> [WHAT IS ASKED] Give the number of lines below that contain the word "SRMTID", and nothing else.
>> Begin RECORDS FOR THE TASK
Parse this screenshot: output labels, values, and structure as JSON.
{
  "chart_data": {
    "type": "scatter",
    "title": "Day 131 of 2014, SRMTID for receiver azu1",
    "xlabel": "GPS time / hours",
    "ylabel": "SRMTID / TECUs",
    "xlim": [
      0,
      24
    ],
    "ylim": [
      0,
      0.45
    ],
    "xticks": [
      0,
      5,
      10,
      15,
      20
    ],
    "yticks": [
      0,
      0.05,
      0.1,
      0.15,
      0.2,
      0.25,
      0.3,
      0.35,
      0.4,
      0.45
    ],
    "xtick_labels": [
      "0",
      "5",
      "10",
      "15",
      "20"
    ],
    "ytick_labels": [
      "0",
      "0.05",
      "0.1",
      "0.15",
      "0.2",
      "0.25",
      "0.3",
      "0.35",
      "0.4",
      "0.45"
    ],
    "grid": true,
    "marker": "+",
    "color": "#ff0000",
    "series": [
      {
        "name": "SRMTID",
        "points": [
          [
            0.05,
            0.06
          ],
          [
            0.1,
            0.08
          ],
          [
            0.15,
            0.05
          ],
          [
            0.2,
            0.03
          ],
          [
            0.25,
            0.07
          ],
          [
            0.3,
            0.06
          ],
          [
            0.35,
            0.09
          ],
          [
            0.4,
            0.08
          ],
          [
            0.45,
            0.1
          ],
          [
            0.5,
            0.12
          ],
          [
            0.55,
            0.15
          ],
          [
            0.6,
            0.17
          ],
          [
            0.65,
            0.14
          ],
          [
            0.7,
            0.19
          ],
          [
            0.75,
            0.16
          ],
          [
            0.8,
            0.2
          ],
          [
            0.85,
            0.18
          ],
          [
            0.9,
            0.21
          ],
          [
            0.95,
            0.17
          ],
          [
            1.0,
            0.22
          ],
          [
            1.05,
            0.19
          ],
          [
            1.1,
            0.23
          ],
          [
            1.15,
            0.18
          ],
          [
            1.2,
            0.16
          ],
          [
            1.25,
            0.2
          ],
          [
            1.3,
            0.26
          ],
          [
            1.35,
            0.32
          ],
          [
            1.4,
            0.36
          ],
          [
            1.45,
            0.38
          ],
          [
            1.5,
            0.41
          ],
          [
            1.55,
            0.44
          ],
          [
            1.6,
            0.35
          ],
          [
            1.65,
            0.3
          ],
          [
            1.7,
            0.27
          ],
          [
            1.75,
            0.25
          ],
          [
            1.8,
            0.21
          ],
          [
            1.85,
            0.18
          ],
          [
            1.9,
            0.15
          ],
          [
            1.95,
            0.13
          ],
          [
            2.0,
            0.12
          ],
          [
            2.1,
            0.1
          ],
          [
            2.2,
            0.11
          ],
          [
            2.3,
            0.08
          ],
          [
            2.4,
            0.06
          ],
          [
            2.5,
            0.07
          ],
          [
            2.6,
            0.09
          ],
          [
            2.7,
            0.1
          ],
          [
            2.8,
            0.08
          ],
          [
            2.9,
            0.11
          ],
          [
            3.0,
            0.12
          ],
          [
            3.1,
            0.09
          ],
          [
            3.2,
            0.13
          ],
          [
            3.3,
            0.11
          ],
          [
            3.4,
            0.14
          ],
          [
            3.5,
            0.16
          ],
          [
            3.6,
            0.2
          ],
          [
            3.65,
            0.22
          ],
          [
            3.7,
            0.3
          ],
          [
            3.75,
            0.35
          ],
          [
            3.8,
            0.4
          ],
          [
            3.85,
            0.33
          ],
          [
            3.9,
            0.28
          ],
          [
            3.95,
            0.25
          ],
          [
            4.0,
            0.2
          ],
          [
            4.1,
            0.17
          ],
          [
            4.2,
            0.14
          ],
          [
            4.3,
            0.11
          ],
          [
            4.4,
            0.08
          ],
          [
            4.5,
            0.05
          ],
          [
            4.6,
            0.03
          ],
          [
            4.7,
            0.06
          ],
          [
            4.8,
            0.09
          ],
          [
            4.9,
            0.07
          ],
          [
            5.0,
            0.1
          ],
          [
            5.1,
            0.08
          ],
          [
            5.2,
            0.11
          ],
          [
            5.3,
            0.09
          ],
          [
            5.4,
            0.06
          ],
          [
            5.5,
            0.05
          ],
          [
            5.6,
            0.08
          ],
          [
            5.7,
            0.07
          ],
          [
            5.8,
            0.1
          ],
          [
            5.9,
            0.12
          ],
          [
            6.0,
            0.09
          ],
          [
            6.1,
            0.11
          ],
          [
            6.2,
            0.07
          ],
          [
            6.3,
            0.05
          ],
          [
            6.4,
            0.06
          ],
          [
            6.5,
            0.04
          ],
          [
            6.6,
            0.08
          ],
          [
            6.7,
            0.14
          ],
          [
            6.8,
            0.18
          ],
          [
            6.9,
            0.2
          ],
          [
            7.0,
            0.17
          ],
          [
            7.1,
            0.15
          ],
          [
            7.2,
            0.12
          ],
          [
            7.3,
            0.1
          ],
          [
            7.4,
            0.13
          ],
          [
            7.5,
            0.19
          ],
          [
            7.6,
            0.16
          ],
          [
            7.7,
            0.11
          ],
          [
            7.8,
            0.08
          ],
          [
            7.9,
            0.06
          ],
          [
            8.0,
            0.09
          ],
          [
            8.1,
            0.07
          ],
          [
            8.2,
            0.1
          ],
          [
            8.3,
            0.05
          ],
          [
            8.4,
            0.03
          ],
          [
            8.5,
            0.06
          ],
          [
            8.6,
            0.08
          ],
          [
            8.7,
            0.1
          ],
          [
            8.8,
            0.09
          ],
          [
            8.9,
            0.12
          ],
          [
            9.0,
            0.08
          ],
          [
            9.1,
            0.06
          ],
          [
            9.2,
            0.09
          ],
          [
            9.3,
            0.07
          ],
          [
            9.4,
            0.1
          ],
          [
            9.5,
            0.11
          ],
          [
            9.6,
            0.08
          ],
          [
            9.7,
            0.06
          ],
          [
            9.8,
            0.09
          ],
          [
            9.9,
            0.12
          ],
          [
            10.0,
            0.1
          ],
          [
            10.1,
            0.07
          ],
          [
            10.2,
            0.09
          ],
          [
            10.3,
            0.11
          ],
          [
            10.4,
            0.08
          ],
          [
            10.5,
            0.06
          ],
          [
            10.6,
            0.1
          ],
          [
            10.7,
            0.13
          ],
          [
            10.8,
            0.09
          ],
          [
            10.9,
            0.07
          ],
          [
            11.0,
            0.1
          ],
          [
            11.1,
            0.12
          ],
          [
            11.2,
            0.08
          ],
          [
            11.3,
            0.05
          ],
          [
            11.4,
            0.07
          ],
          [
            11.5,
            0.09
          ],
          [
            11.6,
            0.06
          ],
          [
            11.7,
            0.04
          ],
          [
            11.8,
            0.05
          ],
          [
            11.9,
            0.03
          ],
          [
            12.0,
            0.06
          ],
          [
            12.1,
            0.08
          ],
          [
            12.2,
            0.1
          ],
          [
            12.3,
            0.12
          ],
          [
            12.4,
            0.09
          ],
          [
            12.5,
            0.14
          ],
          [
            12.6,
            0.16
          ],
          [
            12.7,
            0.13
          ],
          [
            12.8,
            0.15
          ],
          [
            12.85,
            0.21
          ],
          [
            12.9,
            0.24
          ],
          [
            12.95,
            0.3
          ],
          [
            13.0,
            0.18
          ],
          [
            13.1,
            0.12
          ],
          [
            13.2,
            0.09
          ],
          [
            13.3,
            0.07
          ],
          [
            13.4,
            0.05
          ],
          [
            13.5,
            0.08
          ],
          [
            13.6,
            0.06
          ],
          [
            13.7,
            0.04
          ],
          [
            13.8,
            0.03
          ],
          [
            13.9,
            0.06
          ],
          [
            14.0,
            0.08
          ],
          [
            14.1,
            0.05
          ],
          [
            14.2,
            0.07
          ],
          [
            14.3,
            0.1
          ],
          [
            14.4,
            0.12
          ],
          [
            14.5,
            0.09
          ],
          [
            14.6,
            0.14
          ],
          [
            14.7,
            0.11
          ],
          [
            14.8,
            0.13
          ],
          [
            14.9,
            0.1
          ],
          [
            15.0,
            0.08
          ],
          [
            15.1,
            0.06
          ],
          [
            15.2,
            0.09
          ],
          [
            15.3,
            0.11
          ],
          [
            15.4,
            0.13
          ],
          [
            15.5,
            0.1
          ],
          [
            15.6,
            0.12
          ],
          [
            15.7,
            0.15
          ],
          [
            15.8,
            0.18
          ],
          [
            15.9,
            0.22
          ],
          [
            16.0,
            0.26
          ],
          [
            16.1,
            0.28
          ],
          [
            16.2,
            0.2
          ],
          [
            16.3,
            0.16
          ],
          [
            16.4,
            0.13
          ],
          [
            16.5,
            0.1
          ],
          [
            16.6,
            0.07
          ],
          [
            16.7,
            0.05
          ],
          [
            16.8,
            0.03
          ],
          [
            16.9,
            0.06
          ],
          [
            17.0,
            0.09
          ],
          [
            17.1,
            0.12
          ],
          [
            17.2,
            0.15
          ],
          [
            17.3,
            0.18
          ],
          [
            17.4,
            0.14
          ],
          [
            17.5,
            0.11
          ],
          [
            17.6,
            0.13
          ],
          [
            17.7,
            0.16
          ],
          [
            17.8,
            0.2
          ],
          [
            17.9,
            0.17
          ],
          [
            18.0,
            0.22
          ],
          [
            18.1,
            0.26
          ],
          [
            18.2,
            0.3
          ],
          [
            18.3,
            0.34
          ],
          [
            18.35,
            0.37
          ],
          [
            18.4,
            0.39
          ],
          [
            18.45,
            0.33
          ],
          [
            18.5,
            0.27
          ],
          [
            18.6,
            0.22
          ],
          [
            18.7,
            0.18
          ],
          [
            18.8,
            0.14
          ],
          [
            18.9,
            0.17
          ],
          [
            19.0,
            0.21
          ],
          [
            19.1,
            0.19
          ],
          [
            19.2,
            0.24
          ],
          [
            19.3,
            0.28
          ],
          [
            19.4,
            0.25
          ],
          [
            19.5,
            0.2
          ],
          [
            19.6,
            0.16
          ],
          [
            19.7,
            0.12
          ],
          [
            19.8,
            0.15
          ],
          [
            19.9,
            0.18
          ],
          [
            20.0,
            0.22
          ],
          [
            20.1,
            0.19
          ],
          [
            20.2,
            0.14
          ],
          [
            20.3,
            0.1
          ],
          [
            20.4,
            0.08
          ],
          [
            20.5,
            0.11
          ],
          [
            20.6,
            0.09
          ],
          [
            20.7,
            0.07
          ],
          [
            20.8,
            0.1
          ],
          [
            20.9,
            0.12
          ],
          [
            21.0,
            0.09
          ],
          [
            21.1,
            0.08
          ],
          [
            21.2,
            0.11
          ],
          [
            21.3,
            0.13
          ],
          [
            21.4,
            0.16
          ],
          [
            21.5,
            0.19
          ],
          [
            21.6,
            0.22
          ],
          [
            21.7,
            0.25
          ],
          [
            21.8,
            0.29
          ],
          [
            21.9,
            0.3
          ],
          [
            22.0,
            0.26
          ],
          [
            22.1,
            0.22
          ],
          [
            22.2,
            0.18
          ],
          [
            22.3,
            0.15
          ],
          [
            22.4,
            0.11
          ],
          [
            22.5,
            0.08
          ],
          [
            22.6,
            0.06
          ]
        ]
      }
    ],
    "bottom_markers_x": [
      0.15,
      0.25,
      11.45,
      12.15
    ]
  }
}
>> End RECORDS FOR THE TASK
> [OUTPUT FOR THIS TASK] 3